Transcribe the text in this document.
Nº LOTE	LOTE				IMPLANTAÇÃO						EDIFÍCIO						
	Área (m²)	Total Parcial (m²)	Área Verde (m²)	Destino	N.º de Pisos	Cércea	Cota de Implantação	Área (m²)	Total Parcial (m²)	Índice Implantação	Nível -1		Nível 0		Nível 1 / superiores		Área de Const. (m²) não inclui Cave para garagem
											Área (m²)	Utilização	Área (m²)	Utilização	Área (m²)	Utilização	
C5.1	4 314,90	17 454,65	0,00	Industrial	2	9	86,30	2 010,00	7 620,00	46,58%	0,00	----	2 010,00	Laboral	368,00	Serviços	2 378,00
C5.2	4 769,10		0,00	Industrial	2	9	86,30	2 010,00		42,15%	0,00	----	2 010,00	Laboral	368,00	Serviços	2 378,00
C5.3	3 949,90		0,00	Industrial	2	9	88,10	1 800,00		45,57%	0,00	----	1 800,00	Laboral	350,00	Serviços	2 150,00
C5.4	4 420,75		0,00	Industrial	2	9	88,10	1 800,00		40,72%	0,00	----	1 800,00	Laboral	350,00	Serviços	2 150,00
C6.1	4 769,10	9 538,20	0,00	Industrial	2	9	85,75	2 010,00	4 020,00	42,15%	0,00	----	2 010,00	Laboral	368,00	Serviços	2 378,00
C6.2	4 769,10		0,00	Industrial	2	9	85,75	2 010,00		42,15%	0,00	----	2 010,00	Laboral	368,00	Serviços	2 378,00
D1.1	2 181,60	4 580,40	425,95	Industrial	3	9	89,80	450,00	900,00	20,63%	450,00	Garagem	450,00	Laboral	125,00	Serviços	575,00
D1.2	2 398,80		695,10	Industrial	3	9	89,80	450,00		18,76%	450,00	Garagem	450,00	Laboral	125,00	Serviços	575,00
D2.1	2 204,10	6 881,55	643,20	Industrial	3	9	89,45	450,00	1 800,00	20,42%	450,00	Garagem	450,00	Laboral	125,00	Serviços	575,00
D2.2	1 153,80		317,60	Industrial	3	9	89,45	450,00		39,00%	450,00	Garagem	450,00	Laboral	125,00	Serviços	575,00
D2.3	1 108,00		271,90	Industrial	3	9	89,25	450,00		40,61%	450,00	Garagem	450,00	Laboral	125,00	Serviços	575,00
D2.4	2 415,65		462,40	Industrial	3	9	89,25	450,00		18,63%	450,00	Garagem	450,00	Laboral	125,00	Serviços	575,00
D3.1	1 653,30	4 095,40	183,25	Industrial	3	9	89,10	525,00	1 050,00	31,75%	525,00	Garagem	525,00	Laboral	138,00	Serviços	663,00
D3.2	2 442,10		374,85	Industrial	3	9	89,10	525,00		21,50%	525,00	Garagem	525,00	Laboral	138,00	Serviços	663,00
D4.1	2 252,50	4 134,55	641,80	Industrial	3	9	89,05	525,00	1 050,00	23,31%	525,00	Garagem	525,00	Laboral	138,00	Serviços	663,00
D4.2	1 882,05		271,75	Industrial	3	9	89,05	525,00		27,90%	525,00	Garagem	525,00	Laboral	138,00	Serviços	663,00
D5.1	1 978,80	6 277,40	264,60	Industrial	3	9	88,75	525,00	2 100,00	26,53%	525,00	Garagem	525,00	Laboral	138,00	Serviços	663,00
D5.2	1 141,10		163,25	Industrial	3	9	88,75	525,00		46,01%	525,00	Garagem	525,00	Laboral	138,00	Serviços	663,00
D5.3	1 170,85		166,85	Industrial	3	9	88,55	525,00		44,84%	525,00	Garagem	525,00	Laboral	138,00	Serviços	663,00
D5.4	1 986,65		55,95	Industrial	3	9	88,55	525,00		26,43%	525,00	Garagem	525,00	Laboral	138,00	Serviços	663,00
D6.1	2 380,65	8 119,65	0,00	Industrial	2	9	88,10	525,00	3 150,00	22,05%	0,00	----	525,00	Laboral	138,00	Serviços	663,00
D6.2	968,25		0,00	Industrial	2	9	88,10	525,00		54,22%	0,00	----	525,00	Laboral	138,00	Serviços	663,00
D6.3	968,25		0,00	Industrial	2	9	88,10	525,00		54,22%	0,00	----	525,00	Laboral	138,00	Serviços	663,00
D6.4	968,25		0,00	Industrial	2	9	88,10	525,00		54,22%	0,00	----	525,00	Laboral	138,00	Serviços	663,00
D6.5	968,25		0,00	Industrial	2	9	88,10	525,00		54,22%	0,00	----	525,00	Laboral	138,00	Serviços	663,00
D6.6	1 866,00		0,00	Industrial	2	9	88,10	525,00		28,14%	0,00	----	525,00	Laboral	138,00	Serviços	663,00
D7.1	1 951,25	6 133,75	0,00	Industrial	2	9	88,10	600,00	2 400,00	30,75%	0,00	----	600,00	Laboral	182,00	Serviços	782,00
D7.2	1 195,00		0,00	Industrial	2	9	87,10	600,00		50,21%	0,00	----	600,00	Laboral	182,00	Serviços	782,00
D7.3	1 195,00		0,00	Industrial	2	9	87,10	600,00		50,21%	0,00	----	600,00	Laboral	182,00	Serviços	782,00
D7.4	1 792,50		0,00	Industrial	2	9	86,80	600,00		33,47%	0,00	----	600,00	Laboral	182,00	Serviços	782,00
---
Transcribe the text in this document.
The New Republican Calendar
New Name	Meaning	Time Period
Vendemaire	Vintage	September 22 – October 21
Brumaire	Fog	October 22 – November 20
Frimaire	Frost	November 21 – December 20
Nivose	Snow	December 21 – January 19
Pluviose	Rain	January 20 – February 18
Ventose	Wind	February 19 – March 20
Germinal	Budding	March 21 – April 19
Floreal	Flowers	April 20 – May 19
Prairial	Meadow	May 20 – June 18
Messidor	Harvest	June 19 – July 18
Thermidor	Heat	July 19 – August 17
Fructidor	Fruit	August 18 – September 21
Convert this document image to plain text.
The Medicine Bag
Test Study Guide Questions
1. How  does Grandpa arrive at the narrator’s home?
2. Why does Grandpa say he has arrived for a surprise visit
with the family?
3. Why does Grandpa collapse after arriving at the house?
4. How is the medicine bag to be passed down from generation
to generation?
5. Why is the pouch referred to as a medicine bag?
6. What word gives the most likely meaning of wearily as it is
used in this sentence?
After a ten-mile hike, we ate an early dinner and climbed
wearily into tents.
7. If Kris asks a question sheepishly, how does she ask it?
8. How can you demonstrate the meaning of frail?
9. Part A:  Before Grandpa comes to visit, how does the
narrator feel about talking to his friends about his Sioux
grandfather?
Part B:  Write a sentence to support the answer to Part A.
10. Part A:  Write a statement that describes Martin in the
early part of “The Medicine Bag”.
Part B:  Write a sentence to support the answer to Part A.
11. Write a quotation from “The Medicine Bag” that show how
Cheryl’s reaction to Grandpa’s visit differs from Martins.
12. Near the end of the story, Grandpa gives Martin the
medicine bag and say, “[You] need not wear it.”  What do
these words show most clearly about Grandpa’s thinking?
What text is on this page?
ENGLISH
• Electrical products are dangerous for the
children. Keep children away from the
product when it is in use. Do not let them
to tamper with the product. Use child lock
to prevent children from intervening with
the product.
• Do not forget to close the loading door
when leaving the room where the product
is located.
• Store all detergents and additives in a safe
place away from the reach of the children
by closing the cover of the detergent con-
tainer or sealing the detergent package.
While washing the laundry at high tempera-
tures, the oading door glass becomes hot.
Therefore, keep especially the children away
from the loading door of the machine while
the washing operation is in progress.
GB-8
---
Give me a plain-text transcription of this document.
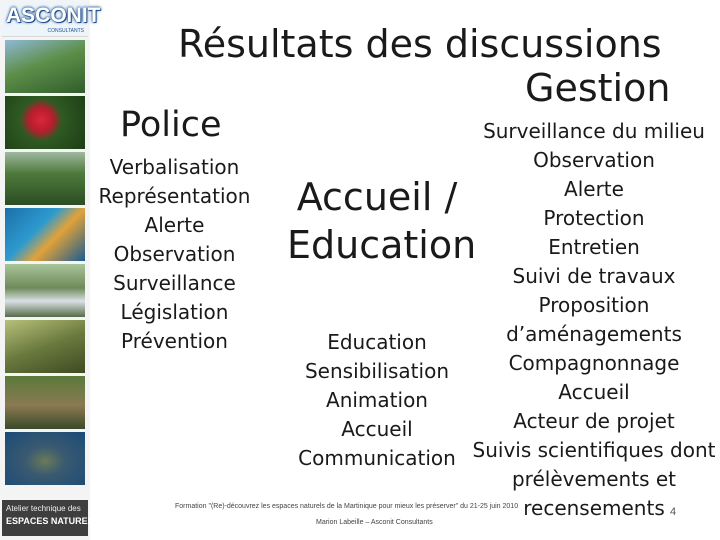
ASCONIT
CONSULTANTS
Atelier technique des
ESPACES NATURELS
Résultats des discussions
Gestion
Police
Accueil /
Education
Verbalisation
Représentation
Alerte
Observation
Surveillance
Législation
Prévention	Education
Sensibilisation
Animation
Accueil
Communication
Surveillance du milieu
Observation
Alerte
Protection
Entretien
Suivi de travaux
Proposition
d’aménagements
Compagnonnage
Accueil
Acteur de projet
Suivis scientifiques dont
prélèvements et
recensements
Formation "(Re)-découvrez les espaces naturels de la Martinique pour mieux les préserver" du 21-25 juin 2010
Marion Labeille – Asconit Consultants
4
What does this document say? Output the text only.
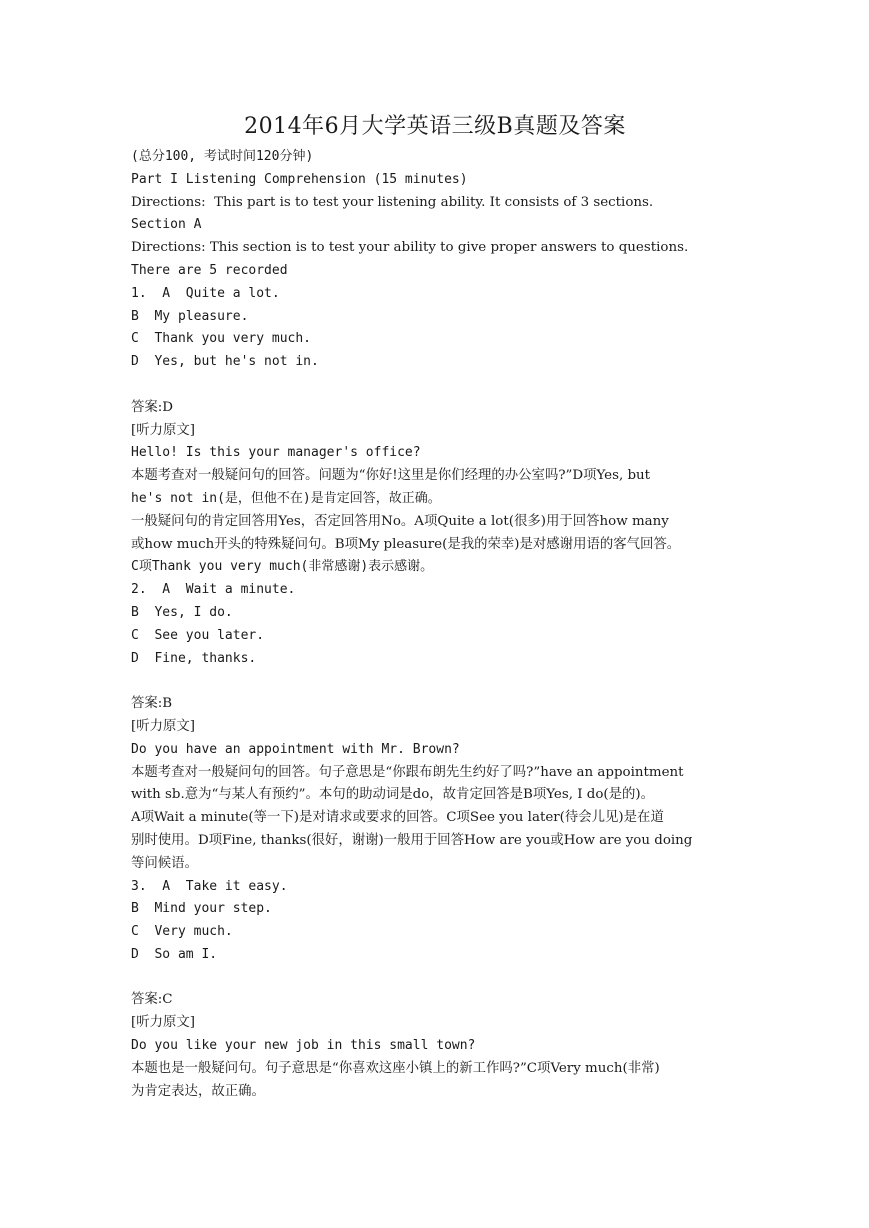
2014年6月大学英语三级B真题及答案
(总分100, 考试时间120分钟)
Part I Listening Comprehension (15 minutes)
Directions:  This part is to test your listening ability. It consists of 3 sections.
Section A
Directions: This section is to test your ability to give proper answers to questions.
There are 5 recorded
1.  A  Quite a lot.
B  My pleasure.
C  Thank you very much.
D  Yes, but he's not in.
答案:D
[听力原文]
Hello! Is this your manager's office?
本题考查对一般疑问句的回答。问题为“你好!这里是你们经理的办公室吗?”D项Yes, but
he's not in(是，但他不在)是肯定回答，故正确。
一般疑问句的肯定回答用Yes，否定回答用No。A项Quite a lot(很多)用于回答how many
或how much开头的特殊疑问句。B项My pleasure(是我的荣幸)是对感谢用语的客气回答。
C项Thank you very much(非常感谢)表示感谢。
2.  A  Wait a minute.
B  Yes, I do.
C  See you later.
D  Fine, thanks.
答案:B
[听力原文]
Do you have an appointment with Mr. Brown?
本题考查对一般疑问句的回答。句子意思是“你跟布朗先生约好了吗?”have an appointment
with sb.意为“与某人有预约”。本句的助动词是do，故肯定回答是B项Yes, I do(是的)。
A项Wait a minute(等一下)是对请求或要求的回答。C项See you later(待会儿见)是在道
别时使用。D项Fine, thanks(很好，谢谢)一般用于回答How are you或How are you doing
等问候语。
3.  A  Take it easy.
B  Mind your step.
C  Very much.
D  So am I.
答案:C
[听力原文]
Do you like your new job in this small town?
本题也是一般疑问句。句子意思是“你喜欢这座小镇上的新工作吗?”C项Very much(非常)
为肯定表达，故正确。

- _WRITTEN EXERCISE_:
Scan the material line by line and report each one that contains "door".

- _FINAL ANSWER_:
• Do not forget to close the loading door
tures, the oading door glass becomes hot.
from the loading door of the machine while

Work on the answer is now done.